WORK TO COMPLETE:
Skip every picture and copy only the lines from the one containing "OCR this image." to the final line of the records below.

MATERIAL TO PROCESS:

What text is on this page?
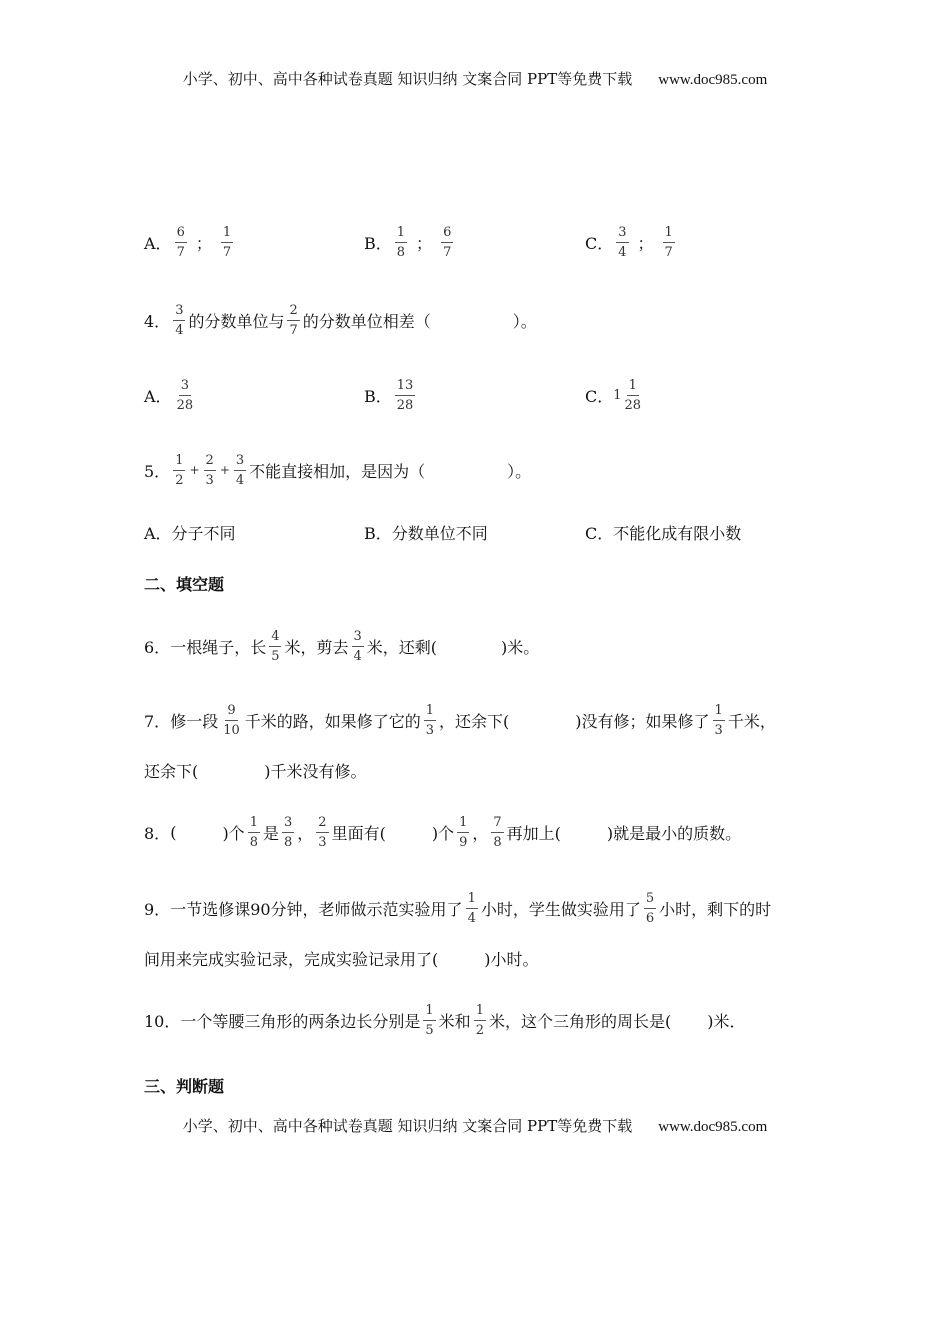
小学、初中、高中各种试卷真题 知识归纳 文案合同 PPT等免费下载 www.doc985.com
A． $\frac{6}{7}$ ； $\frac{1}{7}$	B． $\frac{1}{8}$ ； $\frac{6}{7}$	C． $\frac{3}{4}$ ； $\frac{1}{7}$
4． $\frac{3}{4}$ 的分数单位与 $\frac{2}{7}$ 的分数单位相差（	）。
A． $\frac{3}{28}$	B． $\frac{13}{28}$	C． $1 \frac{1}{28}$
5． $\frac{1}{2} + \frac{2}{3} + \frac{3}{4}$ 不能直接相加，是因为（	）。
A．分子不同	B．分数单位不同	C．不能化成有限小数
二、填空题
6． 一根绳子，长 $\frac{4}{5}$ 米，剪去 $\frac{3}{4}$ 米，还剩(	)米。
7． 修一段 $\frac{9}{10}$ 千米的路，如果修了它的 $\frac{1}{3}$ ，还余下(	)没有修；如果修了 $\frac{1}{3}$ 千米，
还余下(	)千米没有修。
8． (	)个 $\frac{1}{8}$ 是 $\frac{3}{8}$ ， $\frac{2}{3}$ 里面有(	)个 $\frac{1}{9}$ ， $\frac{7}{8}$ 再加上(	)就是最小的质数。
9． 一节选修课90分钟，老师做示范实验用了 $\frac{1}{4}$ 小时，学生做实验用了 $\frac{5}{6}$ 小时，剩下的时
间用来完成实验记录，完成实验记录用了(	)小时。
10． 一个等腰三角形的两条边长分别是 $\frac{1}{5}$ 米和 $\frac{1}{2}$ 米，这个三角形的周长是( )米．
三、判断题
小学、初中、高中各种试卷真题 知识归纳 文案合同 PPT等免费下载 www.doc985.com
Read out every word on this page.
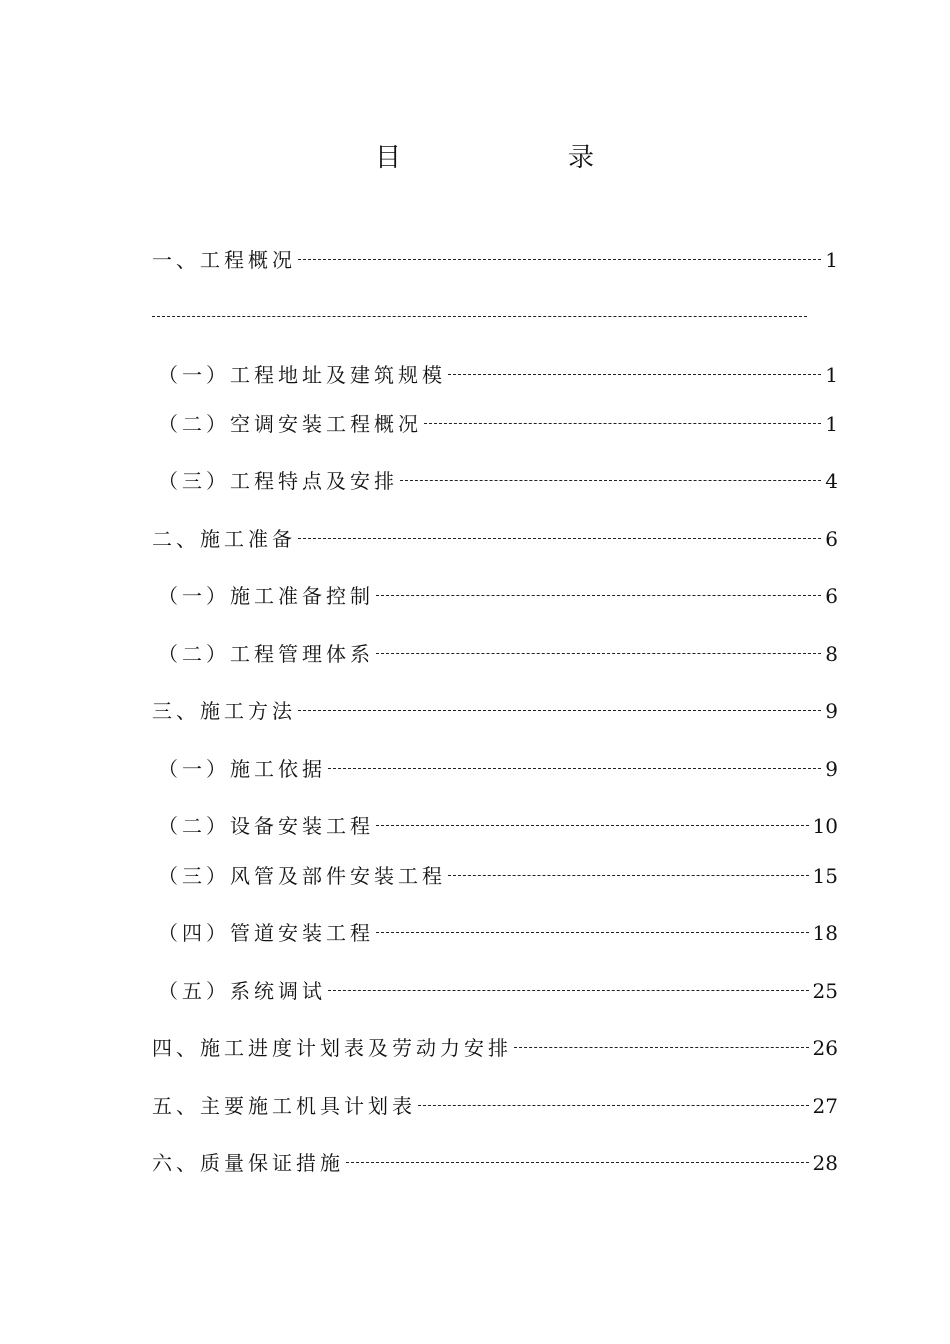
目	录
一、工程概况	1
（一）工程地址及建筑规模	1
（二）空调安装工程概况	1
（三）工程特点及安排	4
二、施工准备	6
（一）施工准备控制	6
（二）工程管理体系	8
三、施工方法	9
（一）施工依据	9
（二）设备安装工程	10
（三）风管及部件安装工程	15
（四）管道安装工程	18
（五）系统调试	25
四、施工进度计划表及劳动力安排	26
五、主要施工机具计划表	27
六、质量保证措施	28
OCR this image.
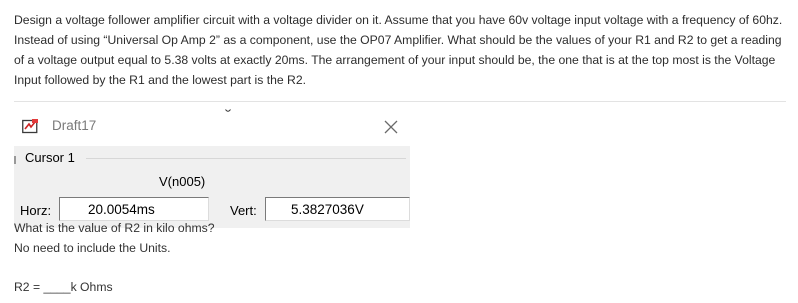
Design a voltage follower amplifier circuit with a voltage divider on it. Assume that you have 60v voltage input voltage with a frequency of 60hz. Instead of using “Universal Op Amp 2” as a component, use the OP07 Amplifier. What should be the values of your R1 and R2 to get a reading of a voltage output equal to 5.38 volts at exactly 20ms. The arrangement of your input should be, the one that is at the top most is the Voltage Input followed by the R1 and the lowest part is the R2.
Draft17
Cursor 1
V(n005)
Horz:	20.0054ms	Vert:	5.3827036V
What is the value of R2 in kilo ohms?
No need to include the Units.
R2 = ____k Ohms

FULL RESPONSE:
OCR this image.
Design a voltage follower amplifier circuit with a voltage divider on it. Assume that you have 60v voltage input voltage with a frequency of 60hz. Instead of using “Universal Op Amp 2” as a component, use the OP07 Amplifier. What should be the values of your R1 and R2 to get a reading of a voltage output equal to 5.38 volts at exactly 20ms. The arrangement of your input should be, the one that is at the top most is the Voltage Input followed by the R1 and the lowest part is the R2.
Draft17
Cursor 1
V(n005)
Horz:	20.0054ms	Vert:	5.3827036V
What is the value of R2 in kilo ohms?
No need to include the Units.
R2 = ____k Ohms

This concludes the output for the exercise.